Your objective:
Among the records below, find each line that includes the string "रमणमहर" and copy it.

- - -

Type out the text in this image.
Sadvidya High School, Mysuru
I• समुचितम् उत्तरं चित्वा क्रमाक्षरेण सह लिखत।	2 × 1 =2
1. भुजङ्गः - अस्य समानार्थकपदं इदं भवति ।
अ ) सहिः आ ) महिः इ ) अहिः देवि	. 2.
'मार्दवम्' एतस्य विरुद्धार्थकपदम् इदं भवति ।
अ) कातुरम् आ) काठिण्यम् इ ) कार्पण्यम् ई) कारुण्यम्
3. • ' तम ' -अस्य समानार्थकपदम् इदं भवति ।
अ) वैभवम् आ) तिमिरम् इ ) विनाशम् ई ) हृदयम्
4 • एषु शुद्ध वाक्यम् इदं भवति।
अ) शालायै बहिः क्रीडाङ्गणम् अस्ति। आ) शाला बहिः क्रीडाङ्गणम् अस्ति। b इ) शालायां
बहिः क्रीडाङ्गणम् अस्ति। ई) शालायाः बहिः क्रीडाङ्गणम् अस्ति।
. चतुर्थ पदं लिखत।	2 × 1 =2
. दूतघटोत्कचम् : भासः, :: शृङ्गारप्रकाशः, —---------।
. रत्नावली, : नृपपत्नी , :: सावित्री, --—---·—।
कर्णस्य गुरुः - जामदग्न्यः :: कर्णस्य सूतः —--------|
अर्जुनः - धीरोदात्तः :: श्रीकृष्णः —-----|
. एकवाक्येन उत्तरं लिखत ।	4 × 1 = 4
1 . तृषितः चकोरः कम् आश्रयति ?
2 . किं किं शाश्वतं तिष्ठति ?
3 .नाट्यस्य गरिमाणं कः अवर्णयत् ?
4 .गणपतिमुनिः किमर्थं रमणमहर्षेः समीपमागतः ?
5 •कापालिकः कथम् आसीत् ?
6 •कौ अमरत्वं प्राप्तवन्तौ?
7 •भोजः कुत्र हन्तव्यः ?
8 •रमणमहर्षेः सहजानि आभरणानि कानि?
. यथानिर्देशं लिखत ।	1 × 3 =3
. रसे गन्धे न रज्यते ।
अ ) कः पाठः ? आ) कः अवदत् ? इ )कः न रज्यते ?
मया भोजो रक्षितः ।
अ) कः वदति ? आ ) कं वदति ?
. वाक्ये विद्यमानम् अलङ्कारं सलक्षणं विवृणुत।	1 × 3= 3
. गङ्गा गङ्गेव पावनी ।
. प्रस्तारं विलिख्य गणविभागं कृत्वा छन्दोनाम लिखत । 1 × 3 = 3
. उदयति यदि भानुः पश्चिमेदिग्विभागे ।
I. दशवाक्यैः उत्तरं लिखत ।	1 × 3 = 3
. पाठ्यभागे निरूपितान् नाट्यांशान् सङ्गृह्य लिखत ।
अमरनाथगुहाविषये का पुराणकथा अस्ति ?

- - -

Response for this exercise:
4 .गणपतिमुनिः किमर्थं रमणमहर्षेः समीपमागतः ?
8 •रमणमहर्षेः सहजानि आभरणानि कानि?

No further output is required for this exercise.